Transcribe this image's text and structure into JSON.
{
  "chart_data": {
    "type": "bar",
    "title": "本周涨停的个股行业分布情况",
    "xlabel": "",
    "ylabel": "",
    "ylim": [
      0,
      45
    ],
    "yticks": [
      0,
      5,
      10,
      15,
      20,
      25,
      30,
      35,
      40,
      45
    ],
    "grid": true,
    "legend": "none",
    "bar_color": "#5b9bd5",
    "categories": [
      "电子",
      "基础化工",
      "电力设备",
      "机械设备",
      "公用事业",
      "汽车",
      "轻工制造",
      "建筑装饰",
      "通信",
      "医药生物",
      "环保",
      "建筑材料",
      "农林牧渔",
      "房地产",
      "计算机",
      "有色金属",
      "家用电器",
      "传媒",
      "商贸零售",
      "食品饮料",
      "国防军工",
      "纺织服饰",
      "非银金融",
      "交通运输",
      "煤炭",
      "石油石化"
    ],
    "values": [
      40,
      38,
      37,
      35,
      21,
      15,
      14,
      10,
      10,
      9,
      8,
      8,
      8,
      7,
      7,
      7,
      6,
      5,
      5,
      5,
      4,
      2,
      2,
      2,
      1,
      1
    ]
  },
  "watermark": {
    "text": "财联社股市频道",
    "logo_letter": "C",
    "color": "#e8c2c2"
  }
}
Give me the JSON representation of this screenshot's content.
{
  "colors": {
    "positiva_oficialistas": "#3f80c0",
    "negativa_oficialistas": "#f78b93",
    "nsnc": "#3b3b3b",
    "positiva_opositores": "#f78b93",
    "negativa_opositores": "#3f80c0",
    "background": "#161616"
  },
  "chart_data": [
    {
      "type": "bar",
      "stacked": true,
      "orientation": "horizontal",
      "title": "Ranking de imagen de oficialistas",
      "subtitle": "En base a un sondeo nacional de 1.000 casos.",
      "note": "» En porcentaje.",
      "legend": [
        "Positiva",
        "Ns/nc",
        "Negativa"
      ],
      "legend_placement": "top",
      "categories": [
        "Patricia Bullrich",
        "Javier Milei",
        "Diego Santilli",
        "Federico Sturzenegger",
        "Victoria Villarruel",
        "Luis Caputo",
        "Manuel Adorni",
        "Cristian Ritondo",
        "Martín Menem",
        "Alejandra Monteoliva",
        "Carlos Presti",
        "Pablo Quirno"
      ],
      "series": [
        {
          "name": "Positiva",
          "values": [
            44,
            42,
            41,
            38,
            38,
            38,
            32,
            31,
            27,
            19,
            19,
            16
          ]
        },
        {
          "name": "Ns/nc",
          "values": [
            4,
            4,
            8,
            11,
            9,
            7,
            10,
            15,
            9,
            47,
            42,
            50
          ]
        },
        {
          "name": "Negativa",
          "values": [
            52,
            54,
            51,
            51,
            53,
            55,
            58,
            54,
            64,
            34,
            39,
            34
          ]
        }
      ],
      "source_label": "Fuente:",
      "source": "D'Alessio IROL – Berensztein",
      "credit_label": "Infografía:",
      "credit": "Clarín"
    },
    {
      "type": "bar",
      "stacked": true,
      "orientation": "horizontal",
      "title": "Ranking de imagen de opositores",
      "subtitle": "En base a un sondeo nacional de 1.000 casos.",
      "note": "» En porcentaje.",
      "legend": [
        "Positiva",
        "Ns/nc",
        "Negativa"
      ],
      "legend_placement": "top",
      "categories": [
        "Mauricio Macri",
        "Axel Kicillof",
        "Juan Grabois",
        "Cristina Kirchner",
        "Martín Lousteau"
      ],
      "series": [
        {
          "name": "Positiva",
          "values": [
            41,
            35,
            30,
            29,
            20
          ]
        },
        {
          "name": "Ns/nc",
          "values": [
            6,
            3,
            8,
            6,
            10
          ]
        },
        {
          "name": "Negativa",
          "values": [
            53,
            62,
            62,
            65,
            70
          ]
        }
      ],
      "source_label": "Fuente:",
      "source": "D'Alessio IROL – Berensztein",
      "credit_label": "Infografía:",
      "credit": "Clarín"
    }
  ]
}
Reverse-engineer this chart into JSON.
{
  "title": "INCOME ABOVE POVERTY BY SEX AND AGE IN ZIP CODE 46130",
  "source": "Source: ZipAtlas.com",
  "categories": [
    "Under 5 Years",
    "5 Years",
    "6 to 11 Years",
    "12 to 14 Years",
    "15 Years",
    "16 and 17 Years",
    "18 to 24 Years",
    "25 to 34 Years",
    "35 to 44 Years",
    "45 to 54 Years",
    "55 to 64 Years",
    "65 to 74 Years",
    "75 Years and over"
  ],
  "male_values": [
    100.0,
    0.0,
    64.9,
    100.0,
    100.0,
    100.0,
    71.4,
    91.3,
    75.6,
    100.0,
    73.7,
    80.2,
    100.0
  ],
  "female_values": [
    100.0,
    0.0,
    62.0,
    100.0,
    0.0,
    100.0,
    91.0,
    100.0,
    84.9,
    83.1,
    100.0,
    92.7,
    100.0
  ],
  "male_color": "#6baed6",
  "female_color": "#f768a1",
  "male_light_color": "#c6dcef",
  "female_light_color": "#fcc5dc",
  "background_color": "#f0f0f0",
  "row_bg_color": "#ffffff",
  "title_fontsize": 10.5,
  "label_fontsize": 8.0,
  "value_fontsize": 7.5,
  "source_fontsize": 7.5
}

> Given task
Copy out each line exactly as written.

> Solution for this exercise
Transcribe this image's text and structure into JSON.
{
  "chart_data": {
    "type": "bar",
    "title": "本周涨停的个股行业分布情况",
    "xlabel": "",
    "ylabel": "",
    "ylim": [
      0,
      45
    ],
    "yticks": [
      0,
      5,
      10,
      15,
      20,
      25,
      30,
      35,
      40,
      45
    ],
    "grid": true,
    "legend": "none",
    "bar_color": "#5b9bd5",
    "categories": [
      "电子",
      "基础化工",
      "电力设备",
      "机械设备",
      "公用事业",
      "汽车",
      "轻工制造",
      "建筑装饰",
      "通信",
      "医药生物",
      "环保",
      "建筑材料",
      "农林牧渔",
      "房地产",
      "计算机",
      "有色金属",
      "家用电器",
      "传媒",
      "商贸零售",
      "食品饮料",
      "国防军工",
      "纺织服饰",
      "非银金融",
      "交通运输",
      "煤炭",
      "石油石化"
    ],
    "values": [
      40,
      38,
      37,
      35,
      21,
      15,
      14,
      10,
      10,
      9,
      8,
      8,
      8,
      7,
      7,
      7,
      6,
      5,
      5,
      5,
      4,
      2,
      2,
      2,
      1,
      1
    ]
  },
  "watermark": {
    "text": "财联社股市频道",
    "logo_letter": "C",
    "color": "#e8c2c2"
  }
}
Give me the JSON representation of this screenshot's content.
{
  "colors": {
    "positiva_oficialistas": "#3f80c0",
    "negativa_oficialistas": "#f78b93",
    "nsnc": "#3b3b3b",
    "positiva_opositores": "#f78b93",
    "negativa_opositores": "#3f80c0",
    "background": "#161616"
  },
  "chart_data": [
    {
      "type": "bar",
      "stacked": true,
      "orientation": "horizontal",
      "title": "Ranking de imagen de oficialistas",
      "subtitle": "En base a un sondeo nacional de 1.000 casos.",
      "note": "» En porcentaje.",
      "legend": [
        "Positiva",
        "Ns/nc",
        "Negativa"
      ],
      "legend_placement": "top",
      "categories": [
        "Patricia Bullrich",
        "Javier Milei",
        "Diego Santilli",
        "Federico Sturzenegger",
        "Victoria Villarruel",
        "Luis Caputo",
        "Manuel Adorni",
        "Cristian Ritondo",
        "Martín Menem",
        "Alejandra Monteoliva",
        "Carlos Presti",
        "Pablo Quirno"
      ],
      "series": [
        {
          "name": "Positiva",
          "values": [
            44,
            42,
            41,
            38,
            38,
            38,
            32,
            31,
            27,
            19,
            19,
            16
          ]
        },
        {
          "name": "Ns/nc",
          "values": [
            4,
            4,
            8,
            11,
            9,
            7,
            10,
            15,
            9,
            47,
            42,
            50
          ]
        },
        {
          "name": "Negativa",
          "values": [
            52,
            54,
            51,
            51,
            53,
            55,
            58,
            54,
            64,
            34,
            39,
            34
          ]
        }
      ],
      "source_label": "Fuente:",
      "source": "D'Alessio IROL – Berensztein",
      "credit_label": "Infografía:",
      "credit": "Clarín"
    },
    {
      "type": "bar",
      "stacked": true,
      "orientation": "horizontal",
      "title": "Ranking de imagen de opositores",
      "subtitle": "En base a un sondeo nacional de 1.000 casos.",
      "note": "» En porcentaje.",
      "legend": [
        "Positiva",
        "Ns/nc",
        "Negativa"
      ],
      "legend_placement": "top",
      "categories": [
        "Mauricio Macri",
        "Axel Kicillof",
        "Juan Grabois",
        "Cristina Kirchner",
        "Martín Lousteau"
      ],
      "series": [
        {
          "name": "Positiva",
          "values": [
            41,
            35,
            30,
            29,
            20
          ]
        },
        {
          "name": "Ns/nc",
          "values": [
            6,
            3,
            8,
            6,
            10
          ]
        },
        {
          "name": "Negativa",
          "values": [
            53,
            62,
            62,
            65,
            70
          ]
        }
      ],
      "source_label": "Fuente:",
      "source": "D'Alessio IROL – Berensztein",
      "credit_label": "Infografía:",
      "credit": "Clarín"
    }
  ]
}
Reverse-engineer this chart into JSON.
{
  "title": "INCOME ABOVE POVERTY BY SEX AND AGE IN ZIP CODE 46130",
  "source": "Source: ZipAtlas.com",
  "categories": [
    "Under 5 Years",
    "5 Years",
    "6 to 11 Years",
    "12 to 14 Years",
    "15 Years",
    "16 and 17 Years",
    "18 to 24 Years",
    "25 to 34 Years",
    "35 to 44 Years",
    "45 to 54 Years",
    "55 to 64 Years",
    "65 to 74 Years",
    "75 Years and over"
  ],
  "male_values": [
    100.0,
    0.0,
    64.9,
    100.0,
    100.0,
    100.0,
    71.4,
    91.3,
    75.6,
    100.0,
    73.7,
    80.2,
    100.0
  ],
  "female_values": [
    100.0,
    0.0,
    62.0,
    100.0,
    0.0,
    100.0,
    91.0,
    100.0,
    84.9,
    83.1,
    100.0,
    92.7,
    100.0
  ],
  "male_color": "#6baed6",
  "female_color": "#f768a1",
  "male_light_color": "#c6dcef",
  "female_light_color": "#fcc5dc",
  "background_color": "#f0f0f0",
  "row_bg_color": "#ffffff",
  "title_fontsize": 10.5,
  "label_fontsize": 8.0,
  "value_fontsize": 7.5,
  "source_fontsize": 7.5
}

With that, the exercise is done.